[WORK INSTRUCTIONS]: Check every line below for the word "xlabel" and give only the number of lines where it appears.

Records about charts and figures

───

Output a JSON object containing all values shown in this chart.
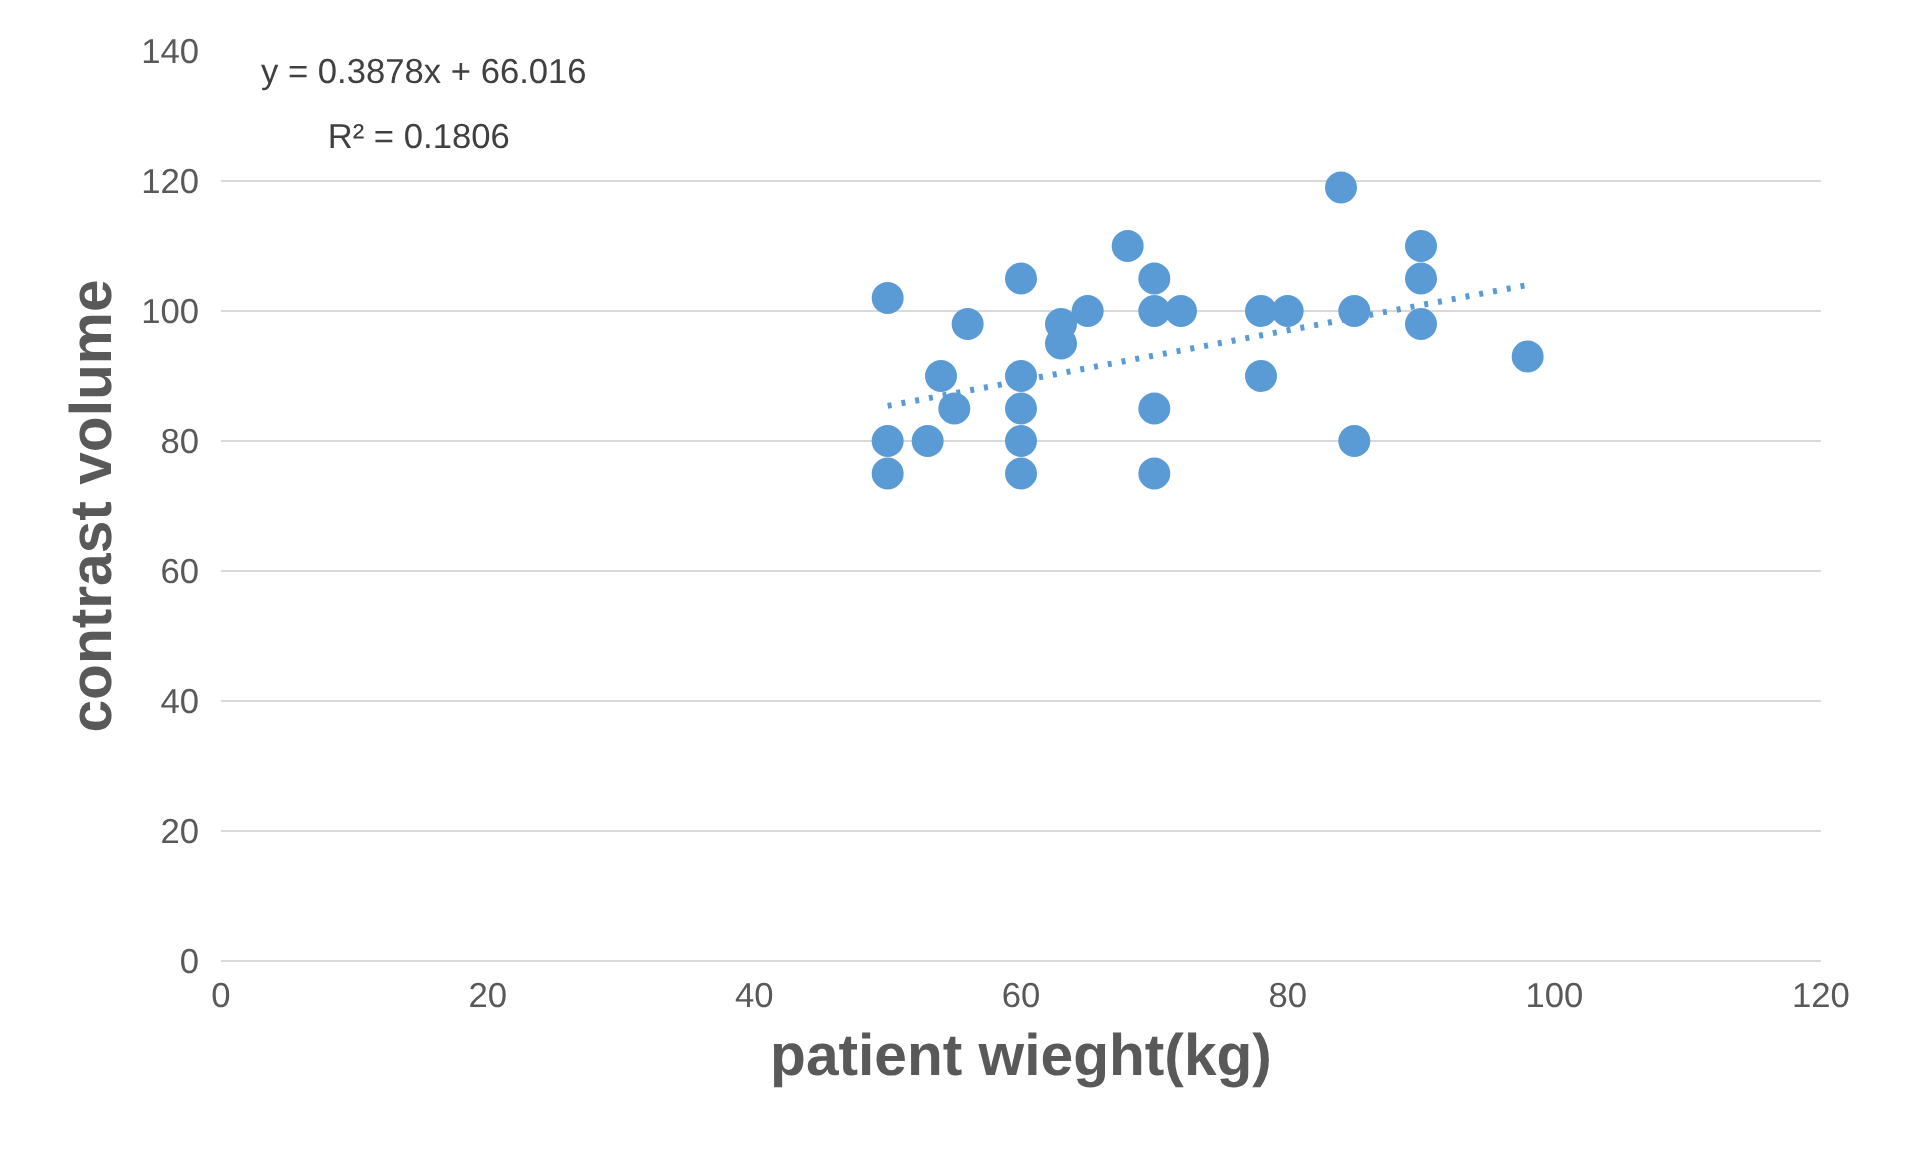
{
  "chart_data": {
    "type": "scatter",
    "xlabel": "patient wieght(kg)",
    "ylabel": "contrast volume",
    "annotations": [
      "y = 0.3878x + 66.016",
      "R² = 0.1806"
    ],
    "xlim": [
      0,
      120
    ],
    "ylim": [
      0,
      140
    ],
    "xticks": [
      0,
      20,
      40,
      60,
      80,
      100,
      120
    ],
    "yticks": [
      0,
      20,
      40,
      60,
      80,
      100,
      120,
      140
    ],
    "grid": "y",
    "series": [
      {
        "marker": "circle",
        "color": "#5b9bd5",
        "x": [
          50,
          50,
          50,
          53,
          54,
          55,
          56,
          60,
          60,
          60,
          60,
          60,
          63,
          63,
          65,
          68,
          70,
          70,
          70,
          70,
          72,
          78,
          78,
          80,
          84,
          85,
          85,
          90,
          90,
          90,
          98
        ],
        "values": [
          102,
          80,
          75,
          80,
          90,
          85,
          98,
          105,
          90,
          85,
          80,
          75,
          98,
          95,
          100,
          110,
          105,
          100,
          85,
          75,
          100,
          100,
          90,
          100,
          119,
          100,
          80,
          110,
          105,
          98,
          93
        ]
      },
      {
        "type": "line",
        "color": "#5b9bd5",
        "line_style": "dotted",
        "x": [
          50,
          98
        ],
        "values": [
          85.4,
          104.0
        ]
      }
    ]
  }
}
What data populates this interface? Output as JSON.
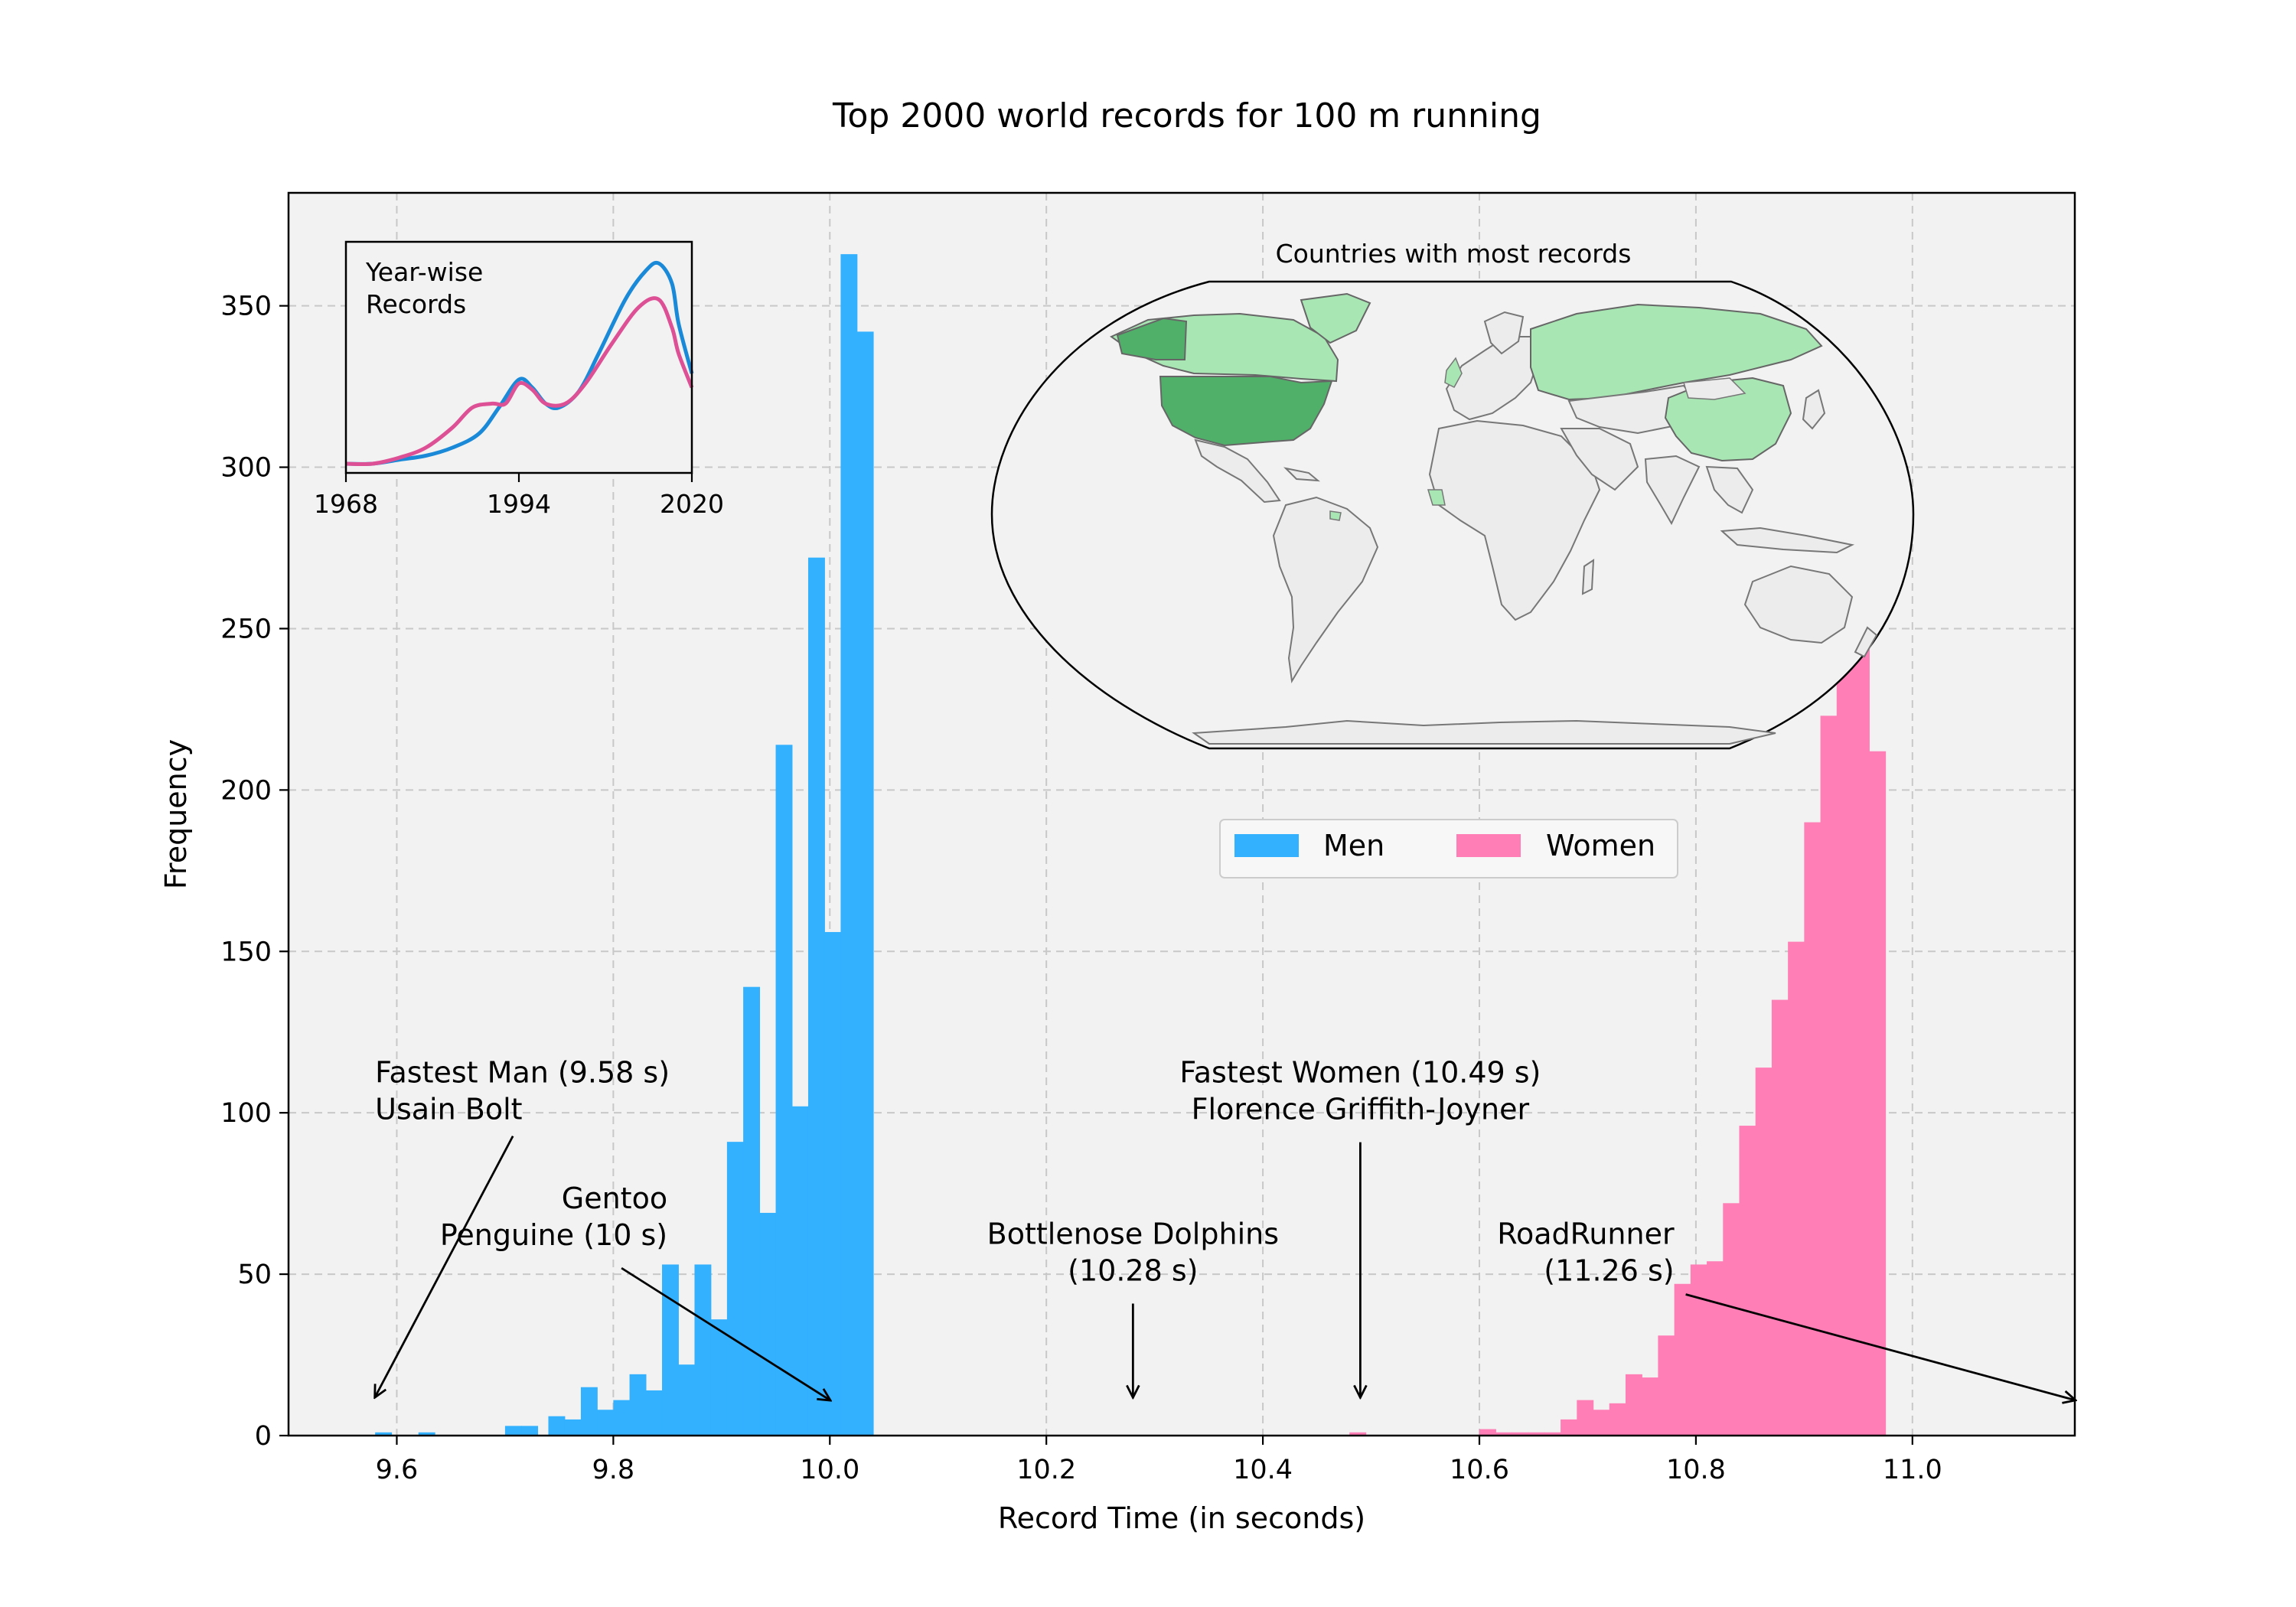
{
  "chart_data": [
    {
      "type": "bar",
      "title": "Top 2000 world records for 100 m running",
      "xlabel": "Record Time (in seconds)",
      "ylabel": "Frequency",
      "xlim": [
        9.5,
        11.15
      ],
      "ylim": [
        0,
        385
      ],
      "xticks": [
        9.6,
        9.8,
        10.0,
        10.2,
        10.4,
        10.6,
        10.8,
        11.0
      ],
      "xtick_labels": [
        "9.6",
        "9.8",
        "10.0",
        "10.2",
        "10.4",
        "10.6",
        "10.8",
        "11.0"
      ],
      "yticks": [
        0,
        50,
        100,
        150,
        200,
        250,
        300,
        350
      ],
      "ytick_labels": [
        "0",
        "50",
        "100",
        "150",
        "200",
        "250",
        "300",
        "350"
      ],
      "grid": true,
      "grid_style": "dashed",
      "legend": {
        "placement": "center-right",
        "ncol": 2
      },
      "bin_width": 0.0155,
      "series": [
        {
          "name": "Men",
          "color": "#33b1ff",
          "bins": [
            {
              "x": 9.58,
              "value": 1
            },
            {
              "x": 9.62,
              "value": 1
            },
            {
              "x": 9.7,
              "value": 3
            },
            {
              "x": 9.715,
              "value": 3
            },
            {
              "x": 9.74,
              "value": 6
            },
            {
              "x": 9.755,
              "value": 5
            },
            {
              "x": 9.77,
              "value": 15
            },
            {
              "x": 9.785,
              "value": 8
            },
            {
              "x": 9.8,
              "value": 11
            },
            {
              "x": 9.815,
              "value": 19
            },
            {
              "x": 9.83,
              "value": 14
            },
            {
              "x": 9.845,
              "value": 53
            },
            {
              "x": 9.86,
              "value": 22
            },
            {
              "x": 9.875,
              "value": 53
            },
            {
              "x": 9.89,
              "value": 36
            },
            {
              "x": 9.905,
              "value": 91
            },
            {
              "x": 9.92,
              "value": 139
            },
            {
              "x": 9.935,
              "value": 69
            },
            {
              "x": 9.95,
              "value": 214
            },
            {
              "x": 9.965,
              "value": 102
            },
            {
              "x": 9.98,
              "value": 272
            },
            {
              "x": 9.995,
              "value": 156
            },
            {
              "x": 10.01,
              "value": 366
            },
            {
              "x": 10.025,
              "value": 342
            }
          ]
        },
        {
          "name": "Women",
          "color": "#ff7eb6",
          "bins": [
            {
              "x": 10.48,
              "value": 1
            },
            {
              "x": 10.6,
              "value": 2
            },
            {
              "x": 10.615,
              "value": 1
            },
            {
              "x": 10.63,
              "value": 1
            },
            {
              "x": 10.645,
              "value": 1
            },
            {
              "x": 10.66,
              "value": 1
            },
            {
              "x": 10.675,
              "value": 5
            },
            {
              "x": 10.69,
              "value": 11
            },
            {
              "x": 10.705,
              "value": 8
            },
            {
              "x": 10.72,
              "value": 10
            },
            {
              "x": 10.735,
              "value": 19
            },
            {
              "x": 10.75,
              "value": 18
            },
            {
              "x": 10.765,
              "value": 31
            },
            {
              "x": 10.78,
              "value": 47
            },
            {
              "x": 10.795,
              "value": 53
            },
            {
              "x": 10.81,
              "value": 54
            },
            {
              "x": 10.825,
              "value": 72
            },
            {
              "x": 10.84,
              "value": 96
            },
            {
              "x": 10.855,
              "value": 114
            },
            {
              "x": 10.87,
              "value": 135
            },
            {
              "x": 10.885,
              "value": 153
            },
            {
              "x": 10.9,
              "value": 190
            },
            {
              "x": 10.915,
              "value": 223
            },
            {
              "x": 10.93,
              "value": 248
            },
            {
              "x": 10.945,
              "value": 296
            },
            {
              "x": 10.96,
              "value": 212
            }
          ]
        }
      ],
      "annotations": [
        {
          "text_lines": [
            "Fastest Man (9.58 s)",
            "Usain Bolt"
          ],
          "xy": [
            9.58,
            12
          ],
          "text_xy": [
            9.58,
            98
          ],
          "align": "left"
        },
        {
          "text_lines": [
            "Gentoo",
            "Penguine (10 s)"
          ],
          "xy": [
            10.0,
            11
          ],
          "text_xy": [
            9.85,
            59
          ],
          "align": "right"
        },
        {
          "text_lines": [
            "Bottlenose Dolphins",
            "(10.28 s)"
          ],
          "xy": [
            10.28,
            12
          ],
          "text_xy": [
            10.28,
            48
          ],
          "align": "center"
        },
        {
          "text_lines": [
            "Fastest Women (10.49 s)",
            "Florence Griffith-Joyner"
          ],
          "xy": [
            10.49,
            12
          ],
          "text_xy": [
            10.49,
            98
          ],
          "align": "center"
        },
        {
          "text_lines": [
            "RoadRunner",
            "(11.26 s)"
          ],
          "xy": [
            11.15,
            11
          ],
          "text_xy": [
            10.78,
            48
          ],
          "align": "right"
        }
      ]
    },
    {
      "type": "line",
      "title": "Year-wise\nRecords",
      "title_lines": [
        "Year-wise",
        "Records"
      ],
      "xlim": [
        1968,
        2020
      ],
      "xticks": [
        1968,
        1994,
        2020
      ],
      "xtick_labels": [
        "1968",
        "1994",
        "2020"
      ],
      "series": [
        {
          "color": "#1a8ad8",
          "x": [
            1968,
            1972,
            1976,
            1980,
            1984,
            1988,
            1991,
            1994,
            1996,
            1998,
            2000,
            2003,
            2006,
            2010,
            2013,
            2015,
            2017,
            2018,
            2020
          ],
          "y": [
            0.0,
            0.0,
            0.02,
            0.04,
            0.08,
            0.15,
            0.28,
            0.42,
            0.38,
            0.3,
            0.28,
            0.36,
            0.55,
            0.82,
            0.96,
            1.0,
            0.9,
            0.7,
            0.45
          ]
        },
        {
          "color": "#dd5096",
          "x": [
            1968,
            1972,
            1976,
            1980,
            1984,
            1987,
            1990,
            1992,
            1994,
            1996,
            1998,
            2001,
            2004,
            2008,
            2012,
            2015,
            2017,
            2018,
            2020
          ],
          "y": [
            0.0,
            0.0,
            0.03,
            0.08,
            0.18,
            0.28,
            0.3,
            0.3,
            0.4,
            0.37,
            0.3,
            0.3,
            0.4,
            0.6,
            0.78,
            0.82,
            0.68,
            0.55,
            0.38
          ]
        }
      ]
    }
  ],
  "map": {
    "title": "Countries with most records",
    "highlight_colors": {
      "top": "#50b06a",
      "high": "#a8e6b4"
    },
    "ocean_color": "#f2f2f2",
    "land_color": "#ececec"
  },
  "colors": {
    "plot_bg": "#f2f2f2",
    "grid": "#c8c8c8"
  }
}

───

[ANSWER FOR THE TASK]: 2